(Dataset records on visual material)
════
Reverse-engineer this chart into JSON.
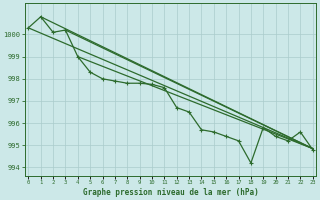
{
  "background_color": "#cce8e8",
  "grid_color": "#aacccc",
  "line_color": "#2d6b2d",
  "xlabel": "Graphe pression niveau de la mer (hPa)",
  "ylim": [
    993.6,
    1001.4
  ],
  "yticks": [
    994,
    995,
    996,
    997,
    998,
    999,
    1000
  ],
  "xlim": [
    -0.3,
    23.3
  ],
  "xticks": [
    0,
    1,
    2,
    3,
    4,
    5,
    6,
    7,
    8,
    9,
    10,
    11,
    12,
    13,
    14,
    15,
    16,
    17,
    18,
    19,
    20,
    21,
    22,
    23
  ],
  "measured": [
    1000.3,
    1000.8,
    1000.1,
    1000.2,
    999.0,
    998.3,
    998.0,
    997.9,
    997.8,
    997.8,
    997.75,
    997.6,
    996.7,
    996.5,
    995.7,
    995.6,
    995.4,
    995.2,
    994.2,
    995.8,
    995.4,
    995.2,
    995.6,
    994.8
  ],
  "straight_lines": [
    {
      "x0": 0,
      "y0": 1000.3,
      "x1": 23,
      "y1": 994.85
    },
    {
      "x0": 1,
      "y0": 1000.8,
      "x1": 23,
      "y1": 994.85
    },
    {
      "x0": 3,
      "y0": 1000.2,
      "x1": 23,
      "y1": 994.85
    },
    {
      "x0": 4,
      "y0": 999.0,
      "x1": 23,
      "y1": 994.85
    }
  ]
}
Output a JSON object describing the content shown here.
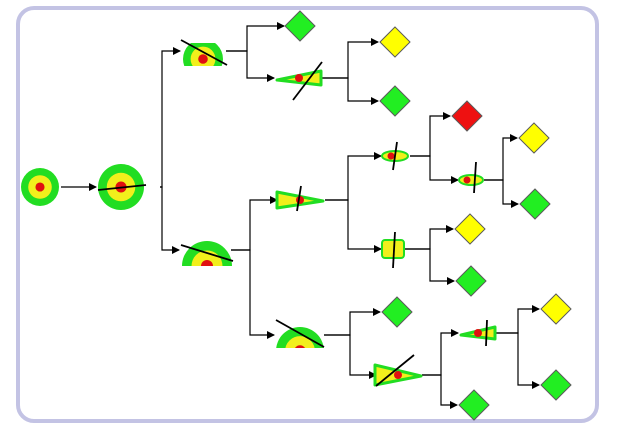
{
  "colors": {
    "frame": "#c3c3e4",
    "edge": "#000000",
    "cut_line": "#000000",
    "blob_outer": "#22dd22",
    "blob_middle": "#f2ef1c",
    "blob_core": "#e01010",
    "leaf_green": "#22ee22",
    "leaf_yellow": "#ffff00",
    "leaf_red": "#ee1111",
    "leaf_stroke": "#5a5a5a"
  },
  "diagram": {
    "kind": "tree",
    "node_shapes": [
      "target-blob",
      "diamond-leaf"
    ],
    "nodes": [
      {
        "id": "n0",
        "type": "blob",
        "form": "full",
        "cut": false
      },
      {
        "id": "n1",
        "type": "blob",
        "form": "full",
        "cut": true
      },
      {
        "id": "n2",
        "type": "blob",
        "form": "cap",
        "cut": true
      },
      {
        "id": "n3",
        "type": "blob",
        "form": "half",
        "cut": true
      },
      {
        "id": "L1",
        "type": "leaf",
        "color": "green"
      },
      {
        "id": "n4",
        "type": "blob",
        "form": "wedge",
        "cut": true
      },
      {
        "id": "L2",
        "type": "leaf",
        "color": "yellow"
      },
      {
        "id": "L3",
        "type": "leaf",
        "color": "green"
      },
      {
        "id": "n5",
        "type": "blob",
        "form": "wedge",
        "cut": true
      },
      {
        "id": "n6",
        "type": "blob",
        "form": "half",
        "cut": true
      },
      {
        "id": "n7",
        "type": "blob",
        "form": "small",
        "cut": true
      },
      {
        "id": "n8",
        "type": "blob",
        "form": "small",
        "cut": true
      },
      {
        "id": "L4",
        "type": "leaf",
        "color": "red"
      },
      {
        "id": "n9",
        "type": "blob",
        "form": "small",
        "cut": true
      },
      {
        "id": "L5",
        "type": "leaf",
        "color": "yellow"
      },
      {
        "id": "L6",
        "type": "leaf",
        "color": "green"
      },
      {
        "id": "L7",
        "type": "leaf",
        "color": "yellow"
      },
      {
        "id": "L8",
        "type": "leaf",
        "color": "green"
      },
      {
        "id": "L9",
        "type": "leaf",
        "color": "green"
      },
      {
        "id": "n10",
        "type": "blob",
        "form": "wedge",
        "cut": true
      },
      {
        "id": "n11",
        "type": "blob",
        "form": "wedge",
        "cut": true
      },
      {
        "id": "L10",
        "type": "leaf",
        "color": "green"
      },
      {
        "id": "L11",
        "type": "leaf",
        "color": "yellow"
      },
      {
        "id": "L12",
        "type": "leaf",
        "color": "green"
      }
    ],
    "edges": [
      [
        "n0",
        "n1"
      ],
      [
        "n1",
        "n2"
      ],
      [
        "n1",
        "n3"
      ],
      [
        "n2",
        "L1"
      ],
      [
        "n2",
        "n4"
      ],
      [
        "n4",
        "L2"
      ],
      [
        "n4",
        "L3"
      ],
      [
        "n3",
        "n5"
      ],
      [
        "n3",
        "n6"
      ],
      [
        "n5",
        "n7"
      ],
      [
        "n5",
        "n8"
      ],
      [
        "n7",
        "L4"
      ],
      [
        "n7",
        "n9"
      ],
      [
        "n9",
        "L5"
      ],
      [
        "n9",
        "L6"
      ],
      [
        "n8",
        "L7"
      ],
      [
        "n8",
        "L8"
      ],
      [
        "n6",
        "L9"
      ],
      [
        "n6",
        "n10"
      ],
      [
        "n10",
        "n11"
      ],
      [
        "n10",
        "L10"
      ],
      [
        "n11",
        "L11"
      ],
      [
        "n11",
        "L12"
      ]
    ]
  }
}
════
Print the records above exactly as they stand, but leave out the pictures.

ANSWER TO THIS EXERCISE:
Reverse-engineer this chart into JSON.
{
  "background_color": "#cce8e8",
  "grid_color": "#aacccc",
  "line_color": "#2d6b2d",
  "xlabel": "Graphe pression niveau de la mer (hPa)",
  "ylim": [
    993.6,
    1001.4
  ],
  "yticks": [
    994,
    995,
    996,
    997,
    998,
    999,
    1000
  ],
  "xlim": [
    -0.3,
    23.3
  ],
  "xticks": [
    0,
    1,
    2,
    3,
    4,
    5,
    6,
    7,
    8,
    9,
    10,
    11,
    12,
    13,
    14,
    15,
    16,
    17,
    18,
    19,
    20,
    21,
    22,
    23
  ],
  "measured": [
    1000.3,
    1000.8,
    1000.1,
    1000.2,
    999.0,
    998.3,
    998.0,
    997.9,
    997.8,
    997.8,
    997.75,
    997.6,
    996.7,
    996.5,
    995.7,
    995.6,
    995.4,
    995.2,
    994.2,
    995.8,
    995.4,
    995.2,
    995.6,
    994.8
  ],
  "straight_lines": [
    {
      "x0": 0,
      "y0": 1000.3,
      "x1": 23,
      "y1": 994.85
    },
    {
      "x0": 1,
      "y0": 1000.8,
      "x1": 23,
      "y1": 994.85
    },
    {
      "x0": 3,
      "y0": 1000.2,
      "x1": 23,
      "y1": 994.85
    },
    {
      "x0": 4,
      "y0": 999.0,
      "x1": 23,
      "y1": 994.85
    }
  ]
}
Output a JSON object describing the content shown here.
{
  "colors": {
    "frame": "#c3c3e4",
    "edge": "#000000",
    "cut_line": "#000000",
    "blob_outer": "#22dd22",
    "blob_middle": "#f2ef1c",
    "blob_core": "#e01010",
    "leaf_green": "#22ee22",
    "leaf_yellow": "#ffff00",
    "leaf_red": "#ee1111",
    "leaf_stroke": "#5a5a5a"
  },
  "diagram": {
    "kind": "tree",
    "node_shapes": [
      "target-blob",
      "diamond-leaf"
    ],
    "nodes": [
      {
        "id": "n0",
        "type": "blob",
        "form": "full",
        "cut": false
      },
      {
        "id": "n1",
        "type": "blob",
        "form": "full",
        "cut": true
      },
      {
        "id": "n2",
        "type": "blob",
        "form": "cap",
        "cut": true
      },
      {
        "id": "n3",
        "type": "blob",
        "form": "half",
        "cut": true
      },
      {
        "id": "L1",
        "type": "leaf",
        "color": "green"
      },
      {
        "id": "n4",
        "type": "blob",
        "form": "wedge",
        "cut": true
      },
      {
        "id": "L2",
        "type": "leaf",
        "color": "yellow"
      },
      {
        "id": "L3",
        "type": "leaf",
        "color": "green"
      },
      {
        "id": "n5",
        "type": "blob",
        "form": "wedge",
        "cut": true
      },
      {
        "id": "n6",
        "type": "blob",
        "form": "half",
        "cut": true
      },
      {
        "id": "n7",
        "type": "blob",
        "form": "small",
        "cut": true
      },
      {
        "id": "n8",
        "type": "blob",
        "form": "small",
        "cut": true
      },
      {
        "id": "L4",
        "type": "leaf",
        "color": "red"
      },
      {
        "id": "n9",
        "type": "blob",
        "form": "small",
        "cut": true
      },
      {
        "id": "L5",
        "type": "leaf",
        "color": "yellow"
      },
      {
        "id": "L6",
        "type": "leaf",
        "color": "green"
      },
      {
        "id": "L7",
        "type": "leaf",
        "color": "yellow"
      },
      {
        "id": "L8",
        "type": "leaf",
        "color": "green"
      },
      {
        "id": "L9",
        "type": "leaf",
        "color": "green"
      },
      {
        "id": "n10",
        "type": "blob",
        "form": "wedge",
        "cut": true
      },
      {
        "id": "n11",
        "type": "blob",
        "form": "wedge",
        "cut": true
      },
      {
        "id": "L10",
        "type": "leaf",
        "color": "green"
      },
      {
        "id": "L11",
        "type": "leaf",
        "color": "yellow"
      },
      {
        "id": "L12",
        "type": "leaf",
        "color": "green"
      }
    ],
    "edges": [
      [
        "n0",
        "n1"
      ],
      [
        "n1",
        "n2"
      ],
      [
        "n1",
        "n3"
      ],
      [
        "n2",
        "L1"
      ],
      [
        "n2",
        "n4"
      ],
      [
        "n4",
        "L2"
      ],
      [
        "n4",
        "L3"
      ],
      [
        "n3",
        "n5"
      ],
      [
        "n3",
        "n6"
      ],
      [
        "n5",
        "n7"
      ],
      [
        "n5",
        "n8"
      ],
      [
        "n7",
        "L4"
      ],
      [
        "n7",
        "n9"
      ],
      [
        "n9",
        "L5"
      ],
      [
        "n9",
        "L6"
      ],
      [
        "n8",
        "L7"
      ],
      [
        "n8",
        "L8"
      ],
      [
        "n6",
        "L9"
      ],
      [
        "n6",
        "n10"
      ],
      [
        "n10",
        "n11"
      ],
      [
        "n10",
        "L10"
      ],
      [
        "n11",
        "L11"
      ],
      [
        "n11",
        "L12"
      ]
    ]
  }
}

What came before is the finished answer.